> **Set task**
Exact reproduction is required for all entries.

________________________

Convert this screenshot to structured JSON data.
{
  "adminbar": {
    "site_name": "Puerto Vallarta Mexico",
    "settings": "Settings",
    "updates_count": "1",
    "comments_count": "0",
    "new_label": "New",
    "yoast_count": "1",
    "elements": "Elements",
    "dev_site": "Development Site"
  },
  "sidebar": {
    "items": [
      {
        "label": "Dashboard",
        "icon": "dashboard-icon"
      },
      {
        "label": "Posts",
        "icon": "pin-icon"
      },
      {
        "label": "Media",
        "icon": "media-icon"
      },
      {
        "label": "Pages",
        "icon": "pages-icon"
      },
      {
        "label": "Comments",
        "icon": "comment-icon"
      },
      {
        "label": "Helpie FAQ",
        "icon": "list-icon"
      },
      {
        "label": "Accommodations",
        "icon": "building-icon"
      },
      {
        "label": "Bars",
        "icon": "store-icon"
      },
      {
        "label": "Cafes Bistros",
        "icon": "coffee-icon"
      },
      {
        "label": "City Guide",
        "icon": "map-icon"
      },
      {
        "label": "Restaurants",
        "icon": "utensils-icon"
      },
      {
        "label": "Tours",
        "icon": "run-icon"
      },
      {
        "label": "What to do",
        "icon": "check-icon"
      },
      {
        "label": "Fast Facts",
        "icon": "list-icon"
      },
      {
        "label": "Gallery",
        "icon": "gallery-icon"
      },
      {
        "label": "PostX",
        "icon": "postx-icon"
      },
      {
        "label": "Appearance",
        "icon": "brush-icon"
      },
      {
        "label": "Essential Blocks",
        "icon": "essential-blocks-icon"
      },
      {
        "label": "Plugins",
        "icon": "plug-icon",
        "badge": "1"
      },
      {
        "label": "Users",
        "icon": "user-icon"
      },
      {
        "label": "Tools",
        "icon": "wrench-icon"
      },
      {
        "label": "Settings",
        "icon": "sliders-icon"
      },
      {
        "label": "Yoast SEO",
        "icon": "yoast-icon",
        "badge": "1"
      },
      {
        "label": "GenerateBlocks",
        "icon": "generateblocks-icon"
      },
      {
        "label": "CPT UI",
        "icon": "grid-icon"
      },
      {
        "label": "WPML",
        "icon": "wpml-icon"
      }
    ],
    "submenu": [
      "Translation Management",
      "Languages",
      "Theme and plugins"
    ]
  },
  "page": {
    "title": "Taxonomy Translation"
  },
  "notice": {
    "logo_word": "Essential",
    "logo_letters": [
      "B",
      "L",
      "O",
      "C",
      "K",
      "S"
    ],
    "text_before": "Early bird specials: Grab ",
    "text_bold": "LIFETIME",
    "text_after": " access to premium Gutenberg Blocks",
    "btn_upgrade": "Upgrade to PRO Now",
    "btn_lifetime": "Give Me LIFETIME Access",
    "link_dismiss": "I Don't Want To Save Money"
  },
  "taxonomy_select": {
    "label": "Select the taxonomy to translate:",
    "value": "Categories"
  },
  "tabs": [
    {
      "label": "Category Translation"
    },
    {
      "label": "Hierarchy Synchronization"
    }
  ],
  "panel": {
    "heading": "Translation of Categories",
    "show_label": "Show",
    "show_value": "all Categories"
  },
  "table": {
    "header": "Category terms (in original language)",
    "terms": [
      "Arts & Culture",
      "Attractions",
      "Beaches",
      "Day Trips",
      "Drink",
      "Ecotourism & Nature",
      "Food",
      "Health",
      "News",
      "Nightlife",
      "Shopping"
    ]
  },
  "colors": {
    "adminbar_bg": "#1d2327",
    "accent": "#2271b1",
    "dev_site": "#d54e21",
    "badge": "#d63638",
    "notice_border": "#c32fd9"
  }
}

________________________

> **Exercise result**
Convert this screenshot to structured JSON data.
{
  "adminbar": {
    "site_name": "Puerto Vallarta Mexico",
    "settings": "Settings",
    "updates_count": "1",
    "comments_count": "0",
    "new_label": "New",
    "yoast_count": "1",
    "elements": "Elements",
    "dev_site": "Development Site"
  },
  "sidebar": {
    "items": [
      {
        "label": "Dashboard",
        "icon": "dashboard-icon"
      },
      {
        "label": "Posts",
        "icon": "pin-icon"
      },
      {
        "label": "Media",
        "icon": "media-icon"
      },
      {
        "label": "Pages",
        "icon": "pages-icon"
      },
      {
        "label": "Comments",
        "icon": "comment-icon"
      },
      {
        "label": "Helpie FAQ",
        "icon": "list-icon"
      },
      {
        "label": "Accommodations",
        "icon": "building-icon"
      },
      {
        "label": "Bars",
        "icon": "store-icon"
      },
      {
        "label": "Cafes Bistros",
        "icon": "coffee-icon"
      },
      {
        "label": "City Guide",
        "icon": "map-icon"
      },
      {
        "label": "Restaurants",
        "icon": "utensils-icon"
      },
      {
        "label": "Tours",
        "icon": "run-icon"
      },
      {
        "label": "What to do",
        "icon": "check-icon"
      },
      {
        "label": "Fast Facts",
        "icon": "list-icon"
      },
      {
        "label": "Gallery",
        "icon": "gallery-icon"
      },
      {
        "label": "PostX",
        "icon": "postx-icon"
      },
      {
        "label": "Appearance",
        "icon": "brush-icon"
      },
      {
        "label": "Essential Blocks",
        "icon": "essential-blocks-icon"
      },
      {
        "label": "Plugins",
        "icon": "plug-icon",
        "badge": "1"
      },
      {
        "label": "Users",
        "icon": "user-icon"
      },
      {
        "label": "Tools",
        "icon": "wrench-icon"
      },
      {
        "label": "Settings",
        "icon": "sliders-icon"
      },
      {
        "label": "Yoast SEO",
        "icon": "yoast-icon",
        "badge": "1"
      },
      {
        "label": "GenerateBlocks",
        "icon": "generateblocks-icon"
      },
      {
        "label": "CPT UI",
        "icon": "grid-icon"
      },
      {
        "label": "WPML",
        "icon": "wpml-icon"
      }
    ],
    "submenu": [
      "Translation Management",
      "Languages",
      "Theme and plugins"
    ]
  },
  "page": {
    "title": "Taxonomy Translation"
  },
  "notice": {
    "logo_word": "Essential",
    "logo_letters": [
      "B",
      "L",
      "O",
      "C",
      "K",
      "S"
    ],
    "text_before": "Early bird specials: Grab ",
    "text_bold": "LIFETIME",
    "text_after": " access to premium Gutenberg Blocks",
    "btn_upgrade": "Upgrade to PRO Now",
    "btn_lifetime": "Give Me LIFETIME Access",
    "link_dismiss": "I Don't Want To Save Money"
  },
  "taxonomy_select": {
    "label": "Select the taxonomy to translate:",
    "value": "Categories"
  },
  "tabs": [
    {
      "label": "Category Translation"
    },
    {
      "label": "Hierarchy Synchronization"
    }
  ],
  "panel": {
    "heading": "Translation of Categories",
    "show_label": "Show",
    "show_value": "all Categories"
  },
  "table": {
    "header": "Category terms (in original language)",
    "terms": [
      "Arts & Culture",
      "Attractions",
      "Beaches",
      "Day Trips",
      "Drink",
      "Ecotourism & Nature",
      "Food",
      "Health",
      "News",
      "Nightlife",
      "Shopping"
    ]
  },
  "colors": {
    "adminbar_bg": "#1d2327",
    "accent": "#2271b1",
    "dev_site": "#d54e21",
    "badge": "#d63638",
    "notice_border": "#c32fd9"
  }
}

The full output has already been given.